- [DIRECTION] Examine the material below. Gather every line in which the string "Empire" appears.

- [DATA TO USE]
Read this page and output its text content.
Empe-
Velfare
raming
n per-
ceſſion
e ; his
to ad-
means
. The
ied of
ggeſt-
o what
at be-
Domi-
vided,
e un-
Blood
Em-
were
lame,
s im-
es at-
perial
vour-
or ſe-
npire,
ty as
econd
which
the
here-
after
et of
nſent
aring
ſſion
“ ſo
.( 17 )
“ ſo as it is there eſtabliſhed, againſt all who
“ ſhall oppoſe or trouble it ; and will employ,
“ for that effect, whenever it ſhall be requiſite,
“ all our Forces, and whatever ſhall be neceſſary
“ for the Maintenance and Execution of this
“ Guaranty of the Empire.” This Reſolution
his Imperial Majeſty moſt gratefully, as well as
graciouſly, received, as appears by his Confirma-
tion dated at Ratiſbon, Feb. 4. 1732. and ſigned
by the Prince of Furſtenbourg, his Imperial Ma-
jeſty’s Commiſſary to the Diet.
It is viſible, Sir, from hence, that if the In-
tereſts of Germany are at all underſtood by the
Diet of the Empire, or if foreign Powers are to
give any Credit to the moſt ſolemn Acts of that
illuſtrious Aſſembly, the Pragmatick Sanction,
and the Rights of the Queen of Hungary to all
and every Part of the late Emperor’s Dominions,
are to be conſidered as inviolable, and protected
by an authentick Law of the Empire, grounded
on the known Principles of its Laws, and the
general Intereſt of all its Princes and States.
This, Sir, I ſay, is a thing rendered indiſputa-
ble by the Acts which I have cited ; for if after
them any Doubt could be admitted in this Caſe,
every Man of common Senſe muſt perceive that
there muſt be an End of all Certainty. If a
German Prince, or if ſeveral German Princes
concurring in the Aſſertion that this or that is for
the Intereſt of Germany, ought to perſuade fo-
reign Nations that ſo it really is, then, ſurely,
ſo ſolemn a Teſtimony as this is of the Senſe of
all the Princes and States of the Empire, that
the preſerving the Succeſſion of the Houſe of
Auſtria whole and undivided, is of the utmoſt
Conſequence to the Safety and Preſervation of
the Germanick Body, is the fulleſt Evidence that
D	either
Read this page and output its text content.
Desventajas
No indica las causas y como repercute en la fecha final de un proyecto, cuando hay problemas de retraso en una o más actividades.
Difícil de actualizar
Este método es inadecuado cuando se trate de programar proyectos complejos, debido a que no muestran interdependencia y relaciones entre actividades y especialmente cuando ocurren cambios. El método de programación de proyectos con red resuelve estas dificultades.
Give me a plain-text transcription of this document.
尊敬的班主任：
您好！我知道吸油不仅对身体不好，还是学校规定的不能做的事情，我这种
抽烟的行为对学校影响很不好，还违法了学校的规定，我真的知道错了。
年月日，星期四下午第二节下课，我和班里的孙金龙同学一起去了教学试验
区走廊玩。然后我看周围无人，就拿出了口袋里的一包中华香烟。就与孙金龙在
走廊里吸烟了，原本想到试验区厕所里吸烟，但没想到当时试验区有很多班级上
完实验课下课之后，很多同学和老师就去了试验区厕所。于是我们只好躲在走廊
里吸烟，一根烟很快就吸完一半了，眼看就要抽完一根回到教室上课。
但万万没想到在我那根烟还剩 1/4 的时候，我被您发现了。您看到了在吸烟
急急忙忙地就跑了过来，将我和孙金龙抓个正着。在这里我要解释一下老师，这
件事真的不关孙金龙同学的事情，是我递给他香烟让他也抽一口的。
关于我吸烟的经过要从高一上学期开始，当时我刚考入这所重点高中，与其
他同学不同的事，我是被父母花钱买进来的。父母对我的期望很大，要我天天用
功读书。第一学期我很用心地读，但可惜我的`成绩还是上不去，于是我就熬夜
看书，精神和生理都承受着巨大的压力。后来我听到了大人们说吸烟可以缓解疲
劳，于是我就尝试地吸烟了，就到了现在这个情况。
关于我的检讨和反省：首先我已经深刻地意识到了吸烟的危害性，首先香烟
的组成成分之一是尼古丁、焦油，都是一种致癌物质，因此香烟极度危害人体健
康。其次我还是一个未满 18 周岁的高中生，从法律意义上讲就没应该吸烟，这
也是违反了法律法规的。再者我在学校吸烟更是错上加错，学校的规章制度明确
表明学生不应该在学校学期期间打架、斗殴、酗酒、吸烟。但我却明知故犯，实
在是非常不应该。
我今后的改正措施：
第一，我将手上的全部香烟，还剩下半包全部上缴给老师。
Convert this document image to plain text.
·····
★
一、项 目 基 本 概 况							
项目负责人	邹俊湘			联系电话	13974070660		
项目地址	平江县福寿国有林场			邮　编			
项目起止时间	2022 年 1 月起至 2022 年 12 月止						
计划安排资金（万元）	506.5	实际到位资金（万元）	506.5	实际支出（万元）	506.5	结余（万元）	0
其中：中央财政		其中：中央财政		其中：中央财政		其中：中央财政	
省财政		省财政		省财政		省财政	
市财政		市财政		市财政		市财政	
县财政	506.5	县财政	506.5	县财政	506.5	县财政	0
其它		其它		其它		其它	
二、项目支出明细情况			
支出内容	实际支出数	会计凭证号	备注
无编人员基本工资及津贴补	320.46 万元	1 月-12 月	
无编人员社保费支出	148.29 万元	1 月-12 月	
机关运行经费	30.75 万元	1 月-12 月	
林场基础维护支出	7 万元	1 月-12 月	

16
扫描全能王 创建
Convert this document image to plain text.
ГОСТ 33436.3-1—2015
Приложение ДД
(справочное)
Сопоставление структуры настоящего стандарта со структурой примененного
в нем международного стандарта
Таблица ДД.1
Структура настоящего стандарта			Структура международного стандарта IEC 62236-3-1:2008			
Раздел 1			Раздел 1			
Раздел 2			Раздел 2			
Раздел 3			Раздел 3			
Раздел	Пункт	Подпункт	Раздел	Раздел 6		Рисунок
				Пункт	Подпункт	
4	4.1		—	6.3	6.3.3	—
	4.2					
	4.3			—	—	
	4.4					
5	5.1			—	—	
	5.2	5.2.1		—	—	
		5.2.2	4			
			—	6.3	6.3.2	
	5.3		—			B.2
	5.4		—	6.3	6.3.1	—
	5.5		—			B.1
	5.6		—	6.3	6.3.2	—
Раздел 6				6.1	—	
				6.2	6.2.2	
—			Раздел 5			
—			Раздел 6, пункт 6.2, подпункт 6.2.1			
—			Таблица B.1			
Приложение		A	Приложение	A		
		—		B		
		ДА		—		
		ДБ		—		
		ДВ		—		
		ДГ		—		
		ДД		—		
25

- [WRITTEN SOLUTION]
“ Guaranty of the Empire.” This Reſolution
Diet of the Empire, or if foreign Powers are to
by an authentick Law of the Empire, grounded
all the Princes and States of the Empire, that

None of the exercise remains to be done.